--- WHAT NEEDS TO BE DONE ---
Filter the items below and copy each line that contains the string "author". The match is case-sensitive.

— START EXTRACTED DATA —

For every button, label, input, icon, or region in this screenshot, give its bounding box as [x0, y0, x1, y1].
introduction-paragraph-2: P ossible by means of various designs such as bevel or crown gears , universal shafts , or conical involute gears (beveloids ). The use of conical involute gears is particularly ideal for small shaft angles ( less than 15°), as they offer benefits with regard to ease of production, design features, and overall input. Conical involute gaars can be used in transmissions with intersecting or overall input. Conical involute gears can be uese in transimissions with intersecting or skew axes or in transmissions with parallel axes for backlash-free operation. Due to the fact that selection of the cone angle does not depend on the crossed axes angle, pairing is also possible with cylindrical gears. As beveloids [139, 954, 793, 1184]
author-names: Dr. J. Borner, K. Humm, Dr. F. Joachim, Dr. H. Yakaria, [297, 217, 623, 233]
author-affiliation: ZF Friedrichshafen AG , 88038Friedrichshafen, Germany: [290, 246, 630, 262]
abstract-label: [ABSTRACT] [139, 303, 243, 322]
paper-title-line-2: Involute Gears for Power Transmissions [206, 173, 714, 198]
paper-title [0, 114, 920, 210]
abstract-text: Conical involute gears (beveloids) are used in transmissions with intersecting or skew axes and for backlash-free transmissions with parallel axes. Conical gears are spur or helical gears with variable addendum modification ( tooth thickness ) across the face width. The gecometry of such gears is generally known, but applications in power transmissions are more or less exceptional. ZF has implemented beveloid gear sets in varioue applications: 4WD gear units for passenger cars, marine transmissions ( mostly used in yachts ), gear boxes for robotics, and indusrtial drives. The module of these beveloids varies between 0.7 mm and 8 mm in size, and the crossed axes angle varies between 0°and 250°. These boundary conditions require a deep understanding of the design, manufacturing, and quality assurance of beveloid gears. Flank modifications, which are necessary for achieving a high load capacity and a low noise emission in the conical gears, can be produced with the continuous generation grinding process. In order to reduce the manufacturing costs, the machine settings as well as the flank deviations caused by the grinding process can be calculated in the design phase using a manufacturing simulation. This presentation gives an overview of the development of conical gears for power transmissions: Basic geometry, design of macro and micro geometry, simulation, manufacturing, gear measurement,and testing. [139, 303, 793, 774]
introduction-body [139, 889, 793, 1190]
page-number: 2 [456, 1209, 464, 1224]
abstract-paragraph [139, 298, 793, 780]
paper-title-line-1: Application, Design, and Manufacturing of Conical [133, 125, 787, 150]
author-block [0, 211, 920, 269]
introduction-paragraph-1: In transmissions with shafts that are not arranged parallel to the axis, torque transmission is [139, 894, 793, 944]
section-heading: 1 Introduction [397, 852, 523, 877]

— END EXTRACTED DATA —

--- FINAL ANSWER ---
author-names: Dr. J. Borner, K. Humm, Dr. F. Joachim, Dr. H. Yakaria, [297, 217, 623, 233]
author-affiliation: ZF Friedrichshafen AG , 88038Friedrichshafen, Germany: [290, 246, 630, 262]
author-block [0, 211, 920, 269]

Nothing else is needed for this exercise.